**DATA FOR PROCESSING**
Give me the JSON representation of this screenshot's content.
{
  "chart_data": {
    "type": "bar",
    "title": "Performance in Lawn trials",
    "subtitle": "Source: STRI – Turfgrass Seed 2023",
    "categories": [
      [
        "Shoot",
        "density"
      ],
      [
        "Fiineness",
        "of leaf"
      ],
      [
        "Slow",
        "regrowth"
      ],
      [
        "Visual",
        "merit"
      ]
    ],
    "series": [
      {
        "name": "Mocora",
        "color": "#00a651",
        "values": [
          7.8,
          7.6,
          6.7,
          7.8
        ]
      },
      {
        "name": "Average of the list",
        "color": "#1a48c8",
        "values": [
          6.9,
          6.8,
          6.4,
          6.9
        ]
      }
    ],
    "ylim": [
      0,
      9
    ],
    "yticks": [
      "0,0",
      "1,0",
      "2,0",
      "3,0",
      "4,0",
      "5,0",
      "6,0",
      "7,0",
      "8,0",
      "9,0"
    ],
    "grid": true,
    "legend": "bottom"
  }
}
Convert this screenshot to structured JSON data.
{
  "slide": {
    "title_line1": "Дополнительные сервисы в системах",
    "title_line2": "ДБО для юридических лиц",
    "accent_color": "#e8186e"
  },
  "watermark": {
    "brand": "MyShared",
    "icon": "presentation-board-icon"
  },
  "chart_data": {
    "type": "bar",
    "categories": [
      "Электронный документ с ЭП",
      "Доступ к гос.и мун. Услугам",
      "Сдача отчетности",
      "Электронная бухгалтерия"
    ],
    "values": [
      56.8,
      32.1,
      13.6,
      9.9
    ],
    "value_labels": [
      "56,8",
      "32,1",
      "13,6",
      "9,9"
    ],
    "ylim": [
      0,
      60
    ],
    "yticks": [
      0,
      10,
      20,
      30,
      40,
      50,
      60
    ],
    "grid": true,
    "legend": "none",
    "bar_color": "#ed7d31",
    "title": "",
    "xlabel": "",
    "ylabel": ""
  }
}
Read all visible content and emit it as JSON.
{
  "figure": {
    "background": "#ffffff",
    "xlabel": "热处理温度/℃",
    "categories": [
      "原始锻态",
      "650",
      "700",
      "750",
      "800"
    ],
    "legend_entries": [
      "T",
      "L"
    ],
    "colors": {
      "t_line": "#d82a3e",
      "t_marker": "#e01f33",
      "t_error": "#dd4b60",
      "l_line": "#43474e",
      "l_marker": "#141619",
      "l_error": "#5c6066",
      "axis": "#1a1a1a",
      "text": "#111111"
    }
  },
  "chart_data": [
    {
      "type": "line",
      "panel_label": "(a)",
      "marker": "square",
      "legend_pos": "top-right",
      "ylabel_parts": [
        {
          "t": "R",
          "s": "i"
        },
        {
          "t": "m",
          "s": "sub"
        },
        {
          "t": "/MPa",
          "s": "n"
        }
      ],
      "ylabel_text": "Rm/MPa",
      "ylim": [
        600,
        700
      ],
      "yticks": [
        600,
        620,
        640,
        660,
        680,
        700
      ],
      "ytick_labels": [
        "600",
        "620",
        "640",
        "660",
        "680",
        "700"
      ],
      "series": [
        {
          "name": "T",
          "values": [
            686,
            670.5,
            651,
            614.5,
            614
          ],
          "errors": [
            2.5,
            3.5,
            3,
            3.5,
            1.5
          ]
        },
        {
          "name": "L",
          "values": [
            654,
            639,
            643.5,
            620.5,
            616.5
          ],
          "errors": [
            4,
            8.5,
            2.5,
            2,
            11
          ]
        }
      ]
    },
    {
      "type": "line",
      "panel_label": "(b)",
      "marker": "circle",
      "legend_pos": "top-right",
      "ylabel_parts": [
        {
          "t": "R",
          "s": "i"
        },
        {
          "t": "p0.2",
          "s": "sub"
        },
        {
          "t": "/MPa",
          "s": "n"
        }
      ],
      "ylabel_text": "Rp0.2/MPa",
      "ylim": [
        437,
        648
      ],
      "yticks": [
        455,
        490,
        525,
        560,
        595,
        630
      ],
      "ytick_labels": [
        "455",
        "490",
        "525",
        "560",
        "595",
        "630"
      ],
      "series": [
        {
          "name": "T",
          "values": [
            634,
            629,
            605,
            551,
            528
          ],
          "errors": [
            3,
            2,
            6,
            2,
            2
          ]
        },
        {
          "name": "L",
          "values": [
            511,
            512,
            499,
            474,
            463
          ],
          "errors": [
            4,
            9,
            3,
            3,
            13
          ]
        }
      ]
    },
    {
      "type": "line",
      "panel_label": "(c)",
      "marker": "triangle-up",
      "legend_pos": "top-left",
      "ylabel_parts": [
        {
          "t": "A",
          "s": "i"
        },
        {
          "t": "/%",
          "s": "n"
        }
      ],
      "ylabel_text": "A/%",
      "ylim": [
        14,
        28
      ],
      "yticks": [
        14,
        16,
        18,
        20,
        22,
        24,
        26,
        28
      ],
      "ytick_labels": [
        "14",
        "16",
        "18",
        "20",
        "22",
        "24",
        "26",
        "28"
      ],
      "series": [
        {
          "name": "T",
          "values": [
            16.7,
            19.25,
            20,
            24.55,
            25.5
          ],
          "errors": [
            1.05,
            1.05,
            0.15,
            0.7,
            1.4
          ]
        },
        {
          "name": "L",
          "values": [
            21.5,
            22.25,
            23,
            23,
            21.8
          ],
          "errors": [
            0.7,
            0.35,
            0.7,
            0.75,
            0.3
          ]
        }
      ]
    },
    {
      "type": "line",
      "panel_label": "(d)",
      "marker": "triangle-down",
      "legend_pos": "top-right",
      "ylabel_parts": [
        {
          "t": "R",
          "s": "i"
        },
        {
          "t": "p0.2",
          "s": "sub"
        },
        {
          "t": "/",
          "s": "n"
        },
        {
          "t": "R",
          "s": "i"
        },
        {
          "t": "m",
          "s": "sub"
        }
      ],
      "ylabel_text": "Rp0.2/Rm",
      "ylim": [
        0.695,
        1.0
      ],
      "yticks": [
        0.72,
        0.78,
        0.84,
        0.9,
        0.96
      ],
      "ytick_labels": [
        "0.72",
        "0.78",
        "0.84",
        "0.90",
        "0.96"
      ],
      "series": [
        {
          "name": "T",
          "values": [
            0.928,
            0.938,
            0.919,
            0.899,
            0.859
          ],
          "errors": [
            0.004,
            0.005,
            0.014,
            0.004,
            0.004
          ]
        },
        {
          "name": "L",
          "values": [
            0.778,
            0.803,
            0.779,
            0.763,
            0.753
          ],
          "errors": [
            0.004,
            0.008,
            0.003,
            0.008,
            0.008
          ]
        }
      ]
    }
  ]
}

**EXERCISE**
Give only the number of lines in the listing above that include the string "triangle".

**CORRECT RESPONSE**
2